§ Ziel:
An welchem Tag stieg laut dem Auszug über die Ö3-Hitparade das Lied „Feuer“ in die Hitparade ein?

§ Auszug:
* * * * * * *

Stimmen
In den Ohren vom jungen Rudl war sie damals eine der alleranstrengendsten Stimmen des Äthers, hysterisch-fröhlich und undezent-wichtigtuerisch. Heute gibt es wahrscheinlich noch viel anstrengendere Stimmen, aber das ist dem erwachsenen Rudl wurscht, weil der heute nicht mehr Ö3 hört. Vor dreißig Jahren war das anders. Da ist er am Sonntagabend vor dem Radioapparat gesessen und hat sich die Ö3-Hitparade angehört, sechsfünfsechssiebendreieins … Gibt es einen plausibleren Grund, nie mehr wieder Teenager sein zu wollen?
Idibus maiis 1985 a.D. & das Erwachsenwerden
Am 15. Mai 1985 ist da ein Lied in die Ö3-Hitparade eingestiegen, das – so pathetisch es klingt – die Leben von Rudolf Polifka und Bruce Springsteen verändern sollte: Feuer, Ostbahn-Kurti & die Chefpartie
Nur, ganz ehrlich und er tut sich schwer das zuzugeben: So richtig aufgefallen ist dem Rudl dieses Lied damals nicht gleich.

* * * * * * *

§ Datensätze:
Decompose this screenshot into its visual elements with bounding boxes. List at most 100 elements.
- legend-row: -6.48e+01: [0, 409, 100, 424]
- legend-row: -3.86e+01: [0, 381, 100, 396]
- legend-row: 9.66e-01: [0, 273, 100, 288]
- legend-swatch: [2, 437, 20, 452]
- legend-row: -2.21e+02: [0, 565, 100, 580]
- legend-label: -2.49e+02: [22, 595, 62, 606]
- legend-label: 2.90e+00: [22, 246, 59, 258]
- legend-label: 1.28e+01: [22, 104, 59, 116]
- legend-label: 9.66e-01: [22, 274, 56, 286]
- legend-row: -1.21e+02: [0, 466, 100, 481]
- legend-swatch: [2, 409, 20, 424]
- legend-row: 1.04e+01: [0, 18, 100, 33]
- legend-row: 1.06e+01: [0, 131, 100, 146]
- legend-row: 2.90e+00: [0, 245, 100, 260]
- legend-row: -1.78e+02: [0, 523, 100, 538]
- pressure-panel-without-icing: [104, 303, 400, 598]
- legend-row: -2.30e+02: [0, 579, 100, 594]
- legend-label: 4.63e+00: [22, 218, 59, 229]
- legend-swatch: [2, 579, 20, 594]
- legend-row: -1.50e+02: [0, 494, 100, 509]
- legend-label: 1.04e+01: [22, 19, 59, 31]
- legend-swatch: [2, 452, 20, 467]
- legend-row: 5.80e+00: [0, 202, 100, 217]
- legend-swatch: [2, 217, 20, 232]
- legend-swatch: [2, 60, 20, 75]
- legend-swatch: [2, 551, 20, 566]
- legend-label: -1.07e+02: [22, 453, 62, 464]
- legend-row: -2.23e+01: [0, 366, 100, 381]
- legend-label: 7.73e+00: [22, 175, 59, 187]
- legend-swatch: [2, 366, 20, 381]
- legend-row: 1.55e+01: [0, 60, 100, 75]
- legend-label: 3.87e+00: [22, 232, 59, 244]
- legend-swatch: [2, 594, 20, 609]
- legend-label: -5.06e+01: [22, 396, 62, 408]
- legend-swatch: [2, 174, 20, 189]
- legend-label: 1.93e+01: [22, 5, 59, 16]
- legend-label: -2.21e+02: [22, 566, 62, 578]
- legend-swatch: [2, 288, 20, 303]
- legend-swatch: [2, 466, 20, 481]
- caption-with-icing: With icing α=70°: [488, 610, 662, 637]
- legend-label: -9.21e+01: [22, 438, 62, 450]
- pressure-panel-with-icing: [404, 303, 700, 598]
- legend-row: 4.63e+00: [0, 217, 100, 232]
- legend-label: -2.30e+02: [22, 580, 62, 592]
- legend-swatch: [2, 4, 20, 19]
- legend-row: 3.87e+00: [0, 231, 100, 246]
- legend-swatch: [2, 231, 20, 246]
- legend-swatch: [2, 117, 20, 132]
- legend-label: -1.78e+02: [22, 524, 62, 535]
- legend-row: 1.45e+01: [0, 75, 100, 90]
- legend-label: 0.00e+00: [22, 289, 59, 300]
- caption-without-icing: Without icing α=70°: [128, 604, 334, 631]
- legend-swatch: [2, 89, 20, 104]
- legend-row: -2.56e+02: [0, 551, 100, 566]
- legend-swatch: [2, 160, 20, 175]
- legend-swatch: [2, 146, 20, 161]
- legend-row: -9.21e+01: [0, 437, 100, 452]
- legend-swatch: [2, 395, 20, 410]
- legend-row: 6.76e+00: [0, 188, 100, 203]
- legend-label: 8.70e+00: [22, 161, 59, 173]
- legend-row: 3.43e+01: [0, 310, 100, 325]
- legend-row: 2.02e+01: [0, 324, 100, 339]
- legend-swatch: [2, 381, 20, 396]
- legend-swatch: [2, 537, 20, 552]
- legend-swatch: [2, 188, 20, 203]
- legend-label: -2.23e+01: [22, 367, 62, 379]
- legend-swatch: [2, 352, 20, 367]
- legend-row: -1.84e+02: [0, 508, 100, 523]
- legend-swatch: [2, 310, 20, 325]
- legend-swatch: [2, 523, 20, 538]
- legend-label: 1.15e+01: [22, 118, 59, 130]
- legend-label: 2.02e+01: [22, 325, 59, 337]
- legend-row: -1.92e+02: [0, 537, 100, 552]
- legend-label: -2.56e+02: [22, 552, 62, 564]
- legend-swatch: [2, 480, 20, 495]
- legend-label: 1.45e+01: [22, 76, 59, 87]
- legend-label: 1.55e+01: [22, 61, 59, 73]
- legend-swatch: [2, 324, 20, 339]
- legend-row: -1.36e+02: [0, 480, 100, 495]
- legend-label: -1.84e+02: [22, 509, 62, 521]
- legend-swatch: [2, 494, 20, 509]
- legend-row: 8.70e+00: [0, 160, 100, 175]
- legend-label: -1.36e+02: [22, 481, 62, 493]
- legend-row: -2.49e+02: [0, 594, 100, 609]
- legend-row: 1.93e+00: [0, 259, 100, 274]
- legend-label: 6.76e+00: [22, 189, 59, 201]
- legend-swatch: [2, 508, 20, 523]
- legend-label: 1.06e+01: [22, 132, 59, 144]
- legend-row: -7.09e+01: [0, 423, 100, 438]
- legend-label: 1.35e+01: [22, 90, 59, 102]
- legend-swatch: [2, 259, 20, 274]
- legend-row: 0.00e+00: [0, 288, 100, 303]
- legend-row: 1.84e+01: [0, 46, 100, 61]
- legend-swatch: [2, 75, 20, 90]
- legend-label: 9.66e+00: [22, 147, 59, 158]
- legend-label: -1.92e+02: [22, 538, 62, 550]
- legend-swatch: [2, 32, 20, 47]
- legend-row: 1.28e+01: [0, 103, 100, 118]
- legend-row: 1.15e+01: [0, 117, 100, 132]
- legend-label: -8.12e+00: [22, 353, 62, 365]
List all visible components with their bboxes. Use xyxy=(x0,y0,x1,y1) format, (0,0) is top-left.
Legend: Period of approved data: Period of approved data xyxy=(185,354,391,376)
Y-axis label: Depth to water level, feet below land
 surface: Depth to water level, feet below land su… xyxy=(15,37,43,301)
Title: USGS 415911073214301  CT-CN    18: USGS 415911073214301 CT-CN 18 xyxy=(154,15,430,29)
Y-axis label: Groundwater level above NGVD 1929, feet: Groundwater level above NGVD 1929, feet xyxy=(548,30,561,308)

* * * * * * *

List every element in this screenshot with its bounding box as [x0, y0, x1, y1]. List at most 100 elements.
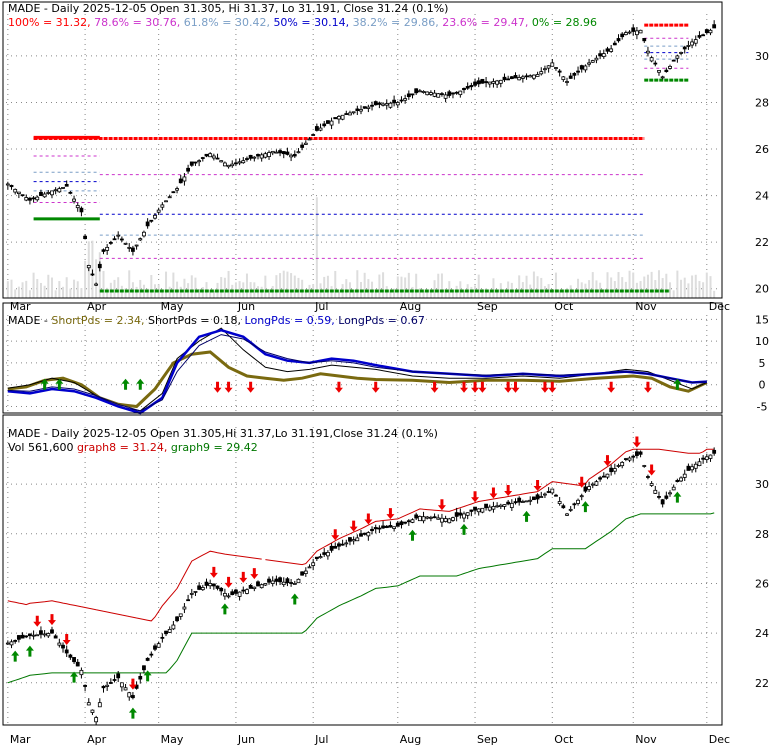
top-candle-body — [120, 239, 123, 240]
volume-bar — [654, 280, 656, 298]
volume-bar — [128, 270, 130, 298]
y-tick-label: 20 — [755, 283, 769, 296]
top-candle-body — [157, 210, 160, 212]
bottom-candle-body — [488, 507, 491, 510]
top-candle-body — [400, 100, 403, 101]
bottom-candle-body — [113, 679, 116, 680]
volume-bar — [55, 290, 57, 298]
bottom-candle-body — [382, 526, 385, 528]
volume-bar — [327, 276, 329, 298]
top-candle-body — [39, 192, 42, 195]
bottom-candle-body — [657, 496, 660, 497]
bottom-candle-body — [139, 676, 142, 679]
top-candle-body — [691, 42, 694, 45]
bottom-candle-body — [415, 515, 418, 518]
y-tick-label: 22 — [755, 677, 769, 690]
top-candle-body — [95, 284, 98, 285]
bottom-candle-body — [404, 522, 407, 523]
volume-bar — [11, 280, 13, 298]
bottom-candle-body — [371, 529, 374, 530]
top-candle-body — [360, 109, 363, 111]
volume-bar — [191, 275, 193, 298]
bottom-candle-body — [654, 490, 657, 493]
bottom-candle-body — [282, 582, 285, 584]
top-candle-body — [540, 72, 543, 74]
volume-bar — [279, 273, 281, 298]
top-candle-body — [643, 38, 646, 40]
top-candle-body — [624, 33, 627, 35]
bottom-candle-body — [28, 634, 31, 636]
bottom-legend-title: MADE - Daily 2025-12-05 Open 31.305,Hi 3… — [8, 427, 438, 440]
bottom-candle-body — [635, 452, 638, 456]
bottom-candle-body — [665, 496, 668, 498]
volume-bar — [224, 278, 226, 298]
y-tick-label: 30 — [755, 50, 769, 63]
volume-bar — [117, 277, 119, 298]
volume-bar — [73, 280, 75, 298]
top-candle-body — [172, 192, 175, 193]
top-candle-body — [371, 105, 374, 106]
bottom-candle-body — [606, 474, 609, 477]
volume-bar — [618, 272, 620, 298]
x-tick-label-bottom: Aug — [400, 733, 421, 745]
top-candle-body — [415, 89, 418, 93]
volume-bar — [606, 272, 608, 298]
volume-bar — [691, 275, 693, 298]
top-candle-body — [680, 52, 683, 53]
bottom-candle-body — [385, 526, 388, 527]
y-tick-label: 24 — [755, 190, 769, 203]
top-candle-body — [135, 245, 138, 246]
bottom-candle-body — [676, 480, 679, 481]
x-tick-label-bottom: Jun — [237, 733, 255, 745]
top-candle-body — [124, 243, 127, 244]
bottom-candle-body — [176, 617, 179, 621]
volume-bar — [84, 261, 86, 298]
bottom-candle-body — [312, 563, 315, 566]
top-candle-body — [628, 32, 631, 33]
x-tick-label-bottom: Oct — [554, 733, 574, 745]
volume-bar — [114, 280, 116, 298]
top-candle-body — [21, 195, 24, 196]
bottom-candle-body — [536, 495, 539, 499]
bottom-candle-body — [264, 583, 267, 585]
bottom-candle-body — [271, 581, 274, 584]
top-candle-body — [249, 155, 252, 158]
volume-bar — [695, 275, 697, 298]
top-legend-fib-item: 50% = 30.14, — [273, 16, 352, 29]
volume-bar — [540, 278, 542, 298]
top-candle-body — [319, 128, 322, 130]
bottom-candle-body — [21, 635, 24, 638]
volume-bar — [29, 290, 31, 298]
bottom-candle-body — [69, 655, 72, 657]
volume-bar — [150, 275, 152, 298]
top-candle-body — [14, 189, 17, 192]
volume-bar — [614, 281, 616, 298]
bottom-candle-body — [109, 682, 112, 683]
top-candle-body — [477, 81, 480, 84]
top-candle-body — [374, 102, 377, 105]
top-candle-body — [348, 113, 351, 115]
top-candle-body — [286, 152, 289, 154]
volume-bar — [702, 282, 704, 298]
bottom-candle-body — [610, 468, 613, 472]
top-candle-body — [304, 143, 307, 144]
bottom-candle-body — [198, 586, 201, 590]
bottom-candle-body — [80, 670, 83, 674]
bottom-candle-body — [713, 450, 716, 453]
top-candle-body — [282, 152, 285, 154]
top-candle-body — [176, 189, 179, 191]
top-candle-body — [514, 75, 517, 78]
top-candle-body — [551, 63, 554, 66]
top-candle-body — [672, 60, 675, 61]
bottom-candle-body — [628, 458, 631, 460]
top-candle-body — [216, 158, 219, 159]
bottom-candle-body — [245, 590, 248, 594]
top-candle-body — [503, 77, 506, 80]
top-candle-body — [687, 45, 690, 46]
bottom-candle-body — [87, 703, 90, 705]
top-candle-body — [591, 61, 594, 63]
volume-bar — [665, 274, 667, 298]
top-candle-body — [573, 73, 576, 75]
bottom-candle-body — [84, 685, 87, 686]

* * * * * * *

§ Antwort folgt:
Am 15. Mai 1985.